◆ Required task ◆
Scan the material that follows. Copy every line containing the word "JSON".

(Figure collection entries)
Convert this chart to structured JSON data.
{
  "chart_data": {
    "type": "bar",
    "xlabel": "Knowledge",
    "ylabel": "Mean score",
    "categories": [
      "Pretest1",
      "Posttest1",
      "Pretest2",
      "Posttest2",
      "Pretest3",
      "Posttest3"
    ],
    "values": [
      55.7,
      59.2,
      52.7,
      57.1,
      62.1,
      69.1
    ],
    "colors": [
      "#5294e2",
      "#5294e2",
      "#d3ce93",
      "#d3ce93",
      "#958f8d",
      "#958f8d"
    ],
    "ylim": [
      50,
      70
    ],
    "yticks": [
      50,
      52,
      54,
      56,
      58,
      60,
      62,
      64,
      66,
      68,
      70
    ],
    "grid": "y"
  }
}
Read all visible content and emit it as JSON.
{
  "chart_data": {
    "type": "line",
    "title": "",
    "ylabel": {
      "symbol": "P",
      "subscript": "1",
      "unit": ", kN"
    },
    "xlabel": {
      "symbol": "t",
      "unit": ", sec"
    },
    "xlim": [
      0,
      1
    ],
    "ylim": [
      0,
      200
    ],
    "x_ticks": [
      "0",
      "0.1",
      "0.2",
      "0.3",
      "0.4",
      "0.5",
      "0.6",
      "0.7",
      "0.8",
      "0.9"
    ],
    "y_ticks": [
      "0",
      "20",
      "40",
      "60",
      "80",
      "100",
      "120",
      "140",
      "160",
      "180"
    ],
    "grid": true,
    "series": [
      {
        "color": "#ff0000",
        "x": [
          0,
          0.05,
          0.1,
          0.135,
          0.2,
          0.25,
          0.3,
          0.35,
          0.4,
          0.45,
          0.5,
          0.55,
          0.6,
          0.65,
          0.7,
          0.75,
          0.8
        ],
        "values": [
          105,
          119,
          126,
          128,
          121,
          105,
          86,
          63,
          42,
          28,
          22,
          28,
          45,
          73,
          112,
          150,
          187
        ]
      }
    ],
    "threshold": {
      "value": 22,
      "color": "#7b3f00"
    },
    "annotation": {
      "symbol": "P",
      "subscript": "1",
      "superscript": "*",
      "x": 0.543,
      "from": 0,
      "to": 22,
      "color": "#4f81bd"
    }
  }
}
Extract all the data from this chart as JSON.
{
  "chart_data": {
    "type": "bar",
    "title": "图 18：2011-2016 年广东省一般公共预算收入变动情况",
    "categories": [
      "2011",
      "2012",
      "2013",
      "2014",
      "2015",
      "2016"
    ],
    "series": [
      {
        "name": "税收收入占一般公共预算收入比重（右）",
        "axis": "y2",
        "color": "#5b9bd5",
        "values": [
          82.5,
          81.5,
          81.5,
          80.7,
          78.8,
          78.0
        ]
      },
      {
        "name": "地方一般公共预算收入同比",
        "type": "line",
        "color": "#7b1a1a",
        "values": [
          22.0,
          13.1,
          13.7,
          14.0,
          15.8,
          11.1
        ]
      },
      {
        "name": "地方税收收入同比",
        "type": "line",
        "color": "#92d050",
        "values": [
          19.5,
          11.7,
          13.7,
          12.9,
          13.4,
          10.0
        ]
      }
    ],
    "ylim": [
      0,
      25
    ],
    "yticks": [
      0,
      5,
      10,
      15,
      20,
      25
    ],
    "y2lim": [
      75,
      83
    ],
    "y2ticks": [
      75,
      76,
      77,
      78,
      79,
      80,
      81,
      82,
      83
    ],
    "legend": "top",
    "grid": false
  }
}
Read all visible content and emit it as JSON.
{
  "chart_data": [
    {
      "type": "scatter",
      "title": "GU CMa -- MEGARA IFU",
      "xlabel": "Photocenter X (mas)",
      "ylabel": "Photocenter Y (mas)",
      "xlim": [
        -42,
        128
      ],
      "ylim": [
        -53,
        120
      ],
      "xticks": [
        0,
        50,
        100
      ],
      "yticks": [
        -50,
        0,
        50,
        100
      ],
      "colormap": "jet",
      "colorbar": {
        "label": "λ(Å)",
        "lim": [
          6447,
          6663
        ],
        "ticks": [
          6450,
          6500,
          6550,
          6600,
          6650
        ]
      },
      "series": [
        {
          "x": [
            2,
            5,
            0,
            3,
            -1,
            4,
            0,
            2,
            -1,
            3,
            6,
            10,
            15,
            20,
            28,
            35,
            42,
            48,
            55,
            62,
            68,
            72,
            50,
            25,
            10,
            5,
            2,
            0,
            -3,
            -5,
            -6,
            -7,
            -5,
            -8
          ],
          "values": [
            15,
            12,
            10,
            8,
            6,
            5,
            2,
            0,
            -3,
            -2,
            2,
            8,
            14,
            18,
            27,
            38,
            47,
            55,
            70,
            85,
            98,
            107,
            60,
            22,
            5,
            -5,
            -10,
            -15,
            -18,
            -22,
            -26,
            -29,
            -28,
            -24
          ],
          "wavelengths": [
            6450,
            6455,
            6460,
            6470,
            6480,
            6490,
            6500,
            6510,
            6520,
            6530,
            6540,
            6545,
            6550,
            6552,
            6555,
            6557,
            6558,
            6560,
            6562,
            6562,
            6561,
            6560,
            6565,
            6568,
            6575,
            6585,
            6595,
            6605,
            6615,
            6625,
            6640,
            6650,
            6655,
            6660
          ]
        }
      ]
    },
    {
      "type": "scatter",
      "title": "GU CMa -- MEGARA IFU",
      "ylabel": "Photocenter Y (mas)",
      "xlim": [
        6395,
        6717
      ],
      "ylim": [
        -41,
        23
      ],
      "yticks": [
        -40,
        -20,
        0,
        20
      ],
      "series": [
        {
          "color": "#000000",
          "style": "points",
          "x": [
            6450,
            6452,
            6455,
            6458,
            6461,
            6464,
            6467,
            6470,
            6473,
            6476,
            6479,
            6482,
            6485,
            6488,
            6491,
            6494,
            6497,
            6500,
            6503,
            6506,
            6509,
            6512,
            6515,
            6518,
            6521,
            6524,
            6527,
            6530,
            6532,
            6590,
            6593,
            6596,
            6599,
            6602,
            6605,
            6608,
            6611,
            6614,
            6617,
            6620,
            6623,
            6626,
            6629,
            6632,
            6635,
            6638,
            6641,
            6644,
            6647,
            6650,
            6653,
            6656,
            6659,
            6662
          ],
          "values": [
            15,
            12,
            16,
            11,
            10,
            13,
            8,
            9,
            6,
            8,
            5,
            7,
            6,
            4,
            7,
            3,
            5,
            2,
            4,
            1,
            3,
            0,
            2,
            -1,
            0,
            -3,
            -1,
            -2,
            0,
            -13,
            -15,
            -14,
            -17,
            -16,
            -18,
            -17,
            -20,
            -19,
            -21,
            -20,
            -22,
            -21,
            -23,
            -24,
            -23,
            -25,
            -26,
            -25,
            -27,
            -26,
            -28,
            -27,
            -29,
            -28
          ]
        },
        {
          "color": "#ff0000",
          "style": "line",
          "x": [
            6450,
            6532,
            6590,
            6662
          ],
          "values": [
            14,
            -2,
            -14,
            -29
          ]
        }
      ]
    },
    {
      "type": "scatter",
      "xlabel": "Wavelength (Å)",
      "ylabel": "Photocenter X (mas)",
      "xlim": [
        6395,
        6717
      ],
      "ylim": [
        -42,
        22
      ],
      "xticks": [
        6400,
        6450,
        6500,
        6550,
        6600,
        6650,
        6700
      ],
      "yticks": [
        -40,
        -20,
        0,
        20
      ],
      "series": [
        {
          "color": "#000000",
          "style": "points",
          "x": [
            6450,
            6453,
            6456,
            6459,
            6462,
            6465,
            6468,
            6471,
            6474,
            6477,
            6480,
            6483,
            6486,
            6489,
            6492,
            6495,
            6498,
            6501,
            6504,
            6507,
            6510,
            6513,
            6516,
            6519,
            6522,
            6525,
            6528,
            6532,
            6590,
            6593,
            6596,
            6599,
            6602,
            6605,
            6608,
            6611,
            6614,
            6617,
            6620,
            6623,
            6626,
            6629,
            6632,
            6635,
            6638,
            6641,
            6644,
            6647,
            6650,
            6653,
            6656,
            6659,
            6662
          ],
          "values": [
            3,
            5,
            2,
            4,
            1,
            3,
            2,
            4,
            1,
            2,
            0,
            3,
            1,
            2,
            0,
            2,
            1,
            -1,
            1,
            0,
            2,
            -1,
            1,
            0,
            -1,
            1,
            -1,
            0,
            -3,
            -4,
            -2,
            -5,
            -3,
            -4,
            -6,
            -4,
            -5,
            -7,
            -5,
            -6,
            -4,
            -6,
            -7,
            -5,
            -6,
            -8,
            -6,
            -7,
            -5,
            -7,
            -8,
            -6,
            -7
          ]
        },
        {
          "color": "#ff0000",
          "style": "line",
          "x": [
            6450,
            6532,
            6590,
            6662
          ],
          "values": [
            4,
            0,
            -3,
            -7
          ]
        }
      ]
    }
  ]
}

◆ Written answer ◆
Convert this chart to structured JSON data.
Read all visible content and emit it as JSON.
Extract all the data from this chart as JSON.
Read all visible content and emit it as JSON.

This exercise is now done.